# PROBLEM TO WORK ON
Count the lines below that contain the word "annotation", and reply with that number alone.

[Dataset rows about figures]
______

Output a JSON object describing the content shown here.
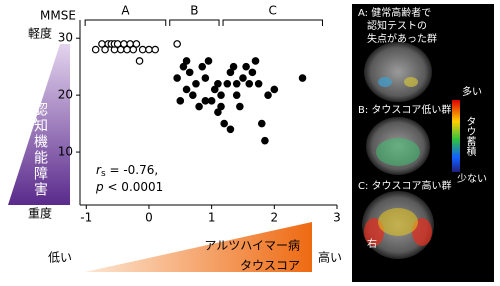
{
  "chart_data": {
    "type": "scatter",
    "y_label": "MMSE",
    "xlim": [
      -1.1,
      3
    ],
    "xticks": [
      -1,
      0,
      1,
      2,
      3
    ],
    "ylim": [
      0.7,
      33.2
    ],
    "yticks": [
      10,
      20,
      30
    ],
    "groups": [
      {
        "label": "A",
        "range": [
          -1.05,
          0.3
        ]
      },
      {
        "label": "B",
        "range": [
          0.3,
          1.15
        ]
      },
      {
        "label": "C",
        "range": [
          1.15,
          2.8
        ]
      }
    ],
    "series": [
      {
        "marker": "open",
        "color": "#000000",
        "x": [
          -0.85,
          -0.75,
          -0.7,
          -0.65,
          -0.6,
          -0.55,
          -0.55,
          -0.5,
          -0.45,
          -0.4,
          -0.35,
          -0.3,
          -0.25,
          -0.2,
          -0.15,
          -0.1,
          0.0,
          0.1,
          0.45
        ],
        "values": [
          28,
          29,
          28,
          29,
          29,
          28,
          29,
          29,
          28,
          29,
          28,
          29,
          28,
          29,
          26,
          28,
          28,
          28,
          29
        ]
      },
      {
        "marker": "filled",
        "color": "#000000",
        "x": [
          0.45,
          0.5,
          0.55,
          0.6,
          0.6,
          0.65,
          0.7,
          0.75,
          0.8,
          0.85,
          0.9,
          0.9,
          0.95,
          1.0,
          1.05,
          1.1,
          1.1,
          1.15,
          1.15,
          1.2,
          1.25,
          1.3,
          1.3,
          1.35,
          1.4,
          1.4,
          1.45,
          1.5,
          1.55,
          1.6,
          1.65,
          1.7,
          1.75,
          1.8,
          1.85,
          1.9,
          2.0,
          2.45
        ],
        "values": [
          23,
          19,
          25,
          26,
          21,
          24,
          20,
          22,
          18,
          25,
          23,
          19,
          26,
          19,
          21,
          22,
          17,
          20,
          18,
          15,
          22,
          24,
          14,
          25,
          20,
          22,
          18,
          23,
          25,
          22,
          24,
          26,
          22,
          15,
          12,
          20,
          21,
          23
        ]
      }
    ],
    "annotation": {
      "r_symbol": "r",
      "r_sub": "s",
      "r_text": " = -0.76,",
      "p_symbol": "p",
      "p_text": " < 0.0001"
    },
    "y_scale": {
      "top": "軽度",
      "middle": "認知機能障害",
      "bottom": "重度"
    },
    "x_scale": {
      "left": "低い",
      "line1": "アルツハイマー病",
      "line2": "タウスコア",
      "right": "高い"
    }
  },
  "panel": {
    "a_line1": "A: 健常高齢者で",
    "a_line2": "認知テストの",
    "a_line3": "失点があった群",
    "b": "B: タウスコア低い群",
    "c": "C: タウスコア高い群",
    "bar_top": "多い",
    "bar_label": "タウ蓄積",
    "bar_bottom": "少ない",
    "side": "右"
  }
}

______

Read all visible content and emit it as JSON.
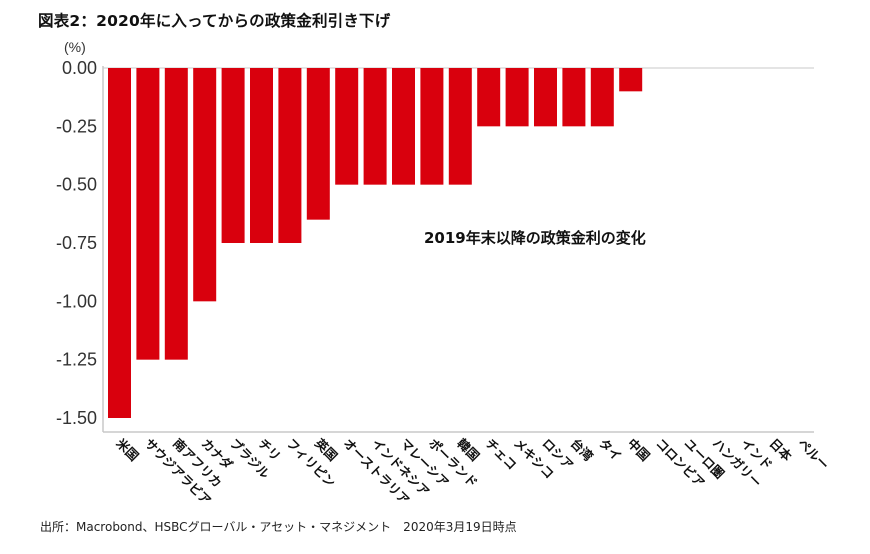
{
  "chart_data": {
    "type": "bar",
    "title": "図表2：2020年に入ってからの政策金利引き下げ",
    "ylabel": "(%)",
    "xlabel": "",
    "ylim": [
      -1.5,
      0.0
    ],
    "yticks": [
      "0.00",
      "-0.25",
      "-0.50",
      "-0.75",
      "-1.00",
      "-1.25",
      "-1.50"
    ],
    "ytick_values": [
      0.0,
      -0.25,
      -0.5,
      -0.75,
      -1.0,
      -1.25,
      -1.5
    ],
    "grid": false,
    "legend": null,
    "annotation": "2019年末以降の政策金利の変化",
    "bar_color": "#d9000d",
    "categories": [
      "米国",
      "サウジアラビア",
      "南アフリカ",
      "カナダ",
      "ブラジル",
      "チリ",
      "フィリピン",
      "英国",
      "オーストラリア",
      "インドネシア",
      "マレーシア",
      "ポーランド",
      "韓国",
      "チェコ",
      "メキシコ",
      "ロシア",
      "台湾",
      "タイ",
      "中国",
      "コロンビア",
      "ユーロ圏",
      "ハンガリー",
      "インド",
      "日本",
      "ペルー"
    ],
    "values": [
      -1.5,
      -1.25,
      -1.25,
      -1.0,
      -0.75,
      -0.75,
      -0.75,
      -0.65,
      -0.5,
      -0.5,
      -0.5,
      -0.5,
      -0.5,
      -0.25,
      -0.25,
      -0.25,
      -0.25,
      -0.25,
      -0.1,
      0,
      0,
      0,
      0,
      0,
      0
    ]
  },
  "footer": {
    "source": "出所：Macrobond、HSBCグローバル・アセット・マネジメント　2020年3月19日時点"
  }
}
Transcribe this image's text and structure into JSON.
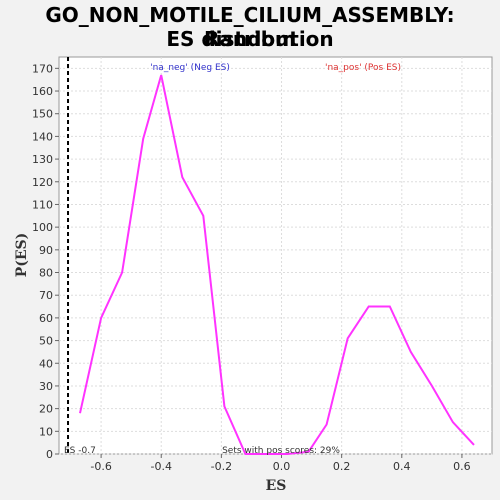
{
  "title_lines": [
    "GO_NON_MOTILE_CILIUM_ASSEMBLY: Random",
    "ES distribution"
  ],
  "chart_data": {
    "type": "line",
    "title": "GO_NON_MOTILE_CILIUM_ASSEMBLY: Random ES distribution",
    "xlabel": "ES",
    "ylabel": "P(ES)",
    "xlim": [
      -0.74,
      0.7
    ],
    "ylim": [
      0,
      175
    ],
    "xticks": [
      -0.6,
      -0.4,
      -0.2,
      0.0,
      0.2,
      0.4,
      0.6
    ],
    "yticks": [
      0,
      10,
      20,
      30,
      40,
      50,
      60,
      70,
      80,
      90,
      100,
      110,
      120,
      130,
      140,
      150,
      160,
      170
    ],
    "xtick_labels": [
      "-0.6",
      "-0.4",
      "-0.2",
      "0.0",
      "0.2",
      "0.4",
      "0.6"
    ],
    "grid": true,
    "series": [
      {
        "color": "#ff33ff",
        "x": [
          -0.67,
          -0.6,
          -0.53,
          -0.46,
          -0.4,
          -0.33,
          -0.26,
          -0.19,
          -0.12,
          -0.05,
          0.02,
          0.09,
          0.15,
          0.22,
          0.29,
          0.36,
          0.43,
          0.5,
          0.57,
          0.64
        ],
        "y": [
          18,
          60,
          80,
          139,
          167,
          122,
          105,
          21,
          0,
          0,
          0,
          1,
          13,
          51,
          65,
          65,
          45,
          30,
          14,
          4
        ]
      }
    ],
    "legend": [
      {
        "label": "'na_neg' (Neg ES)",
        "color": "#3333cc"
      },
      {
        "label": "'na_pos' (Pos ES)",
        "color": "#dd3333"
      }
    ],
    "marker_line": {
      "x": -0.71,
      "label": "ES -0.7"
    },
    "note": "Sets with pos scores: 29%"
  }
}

______

# WORKED ANSWER
2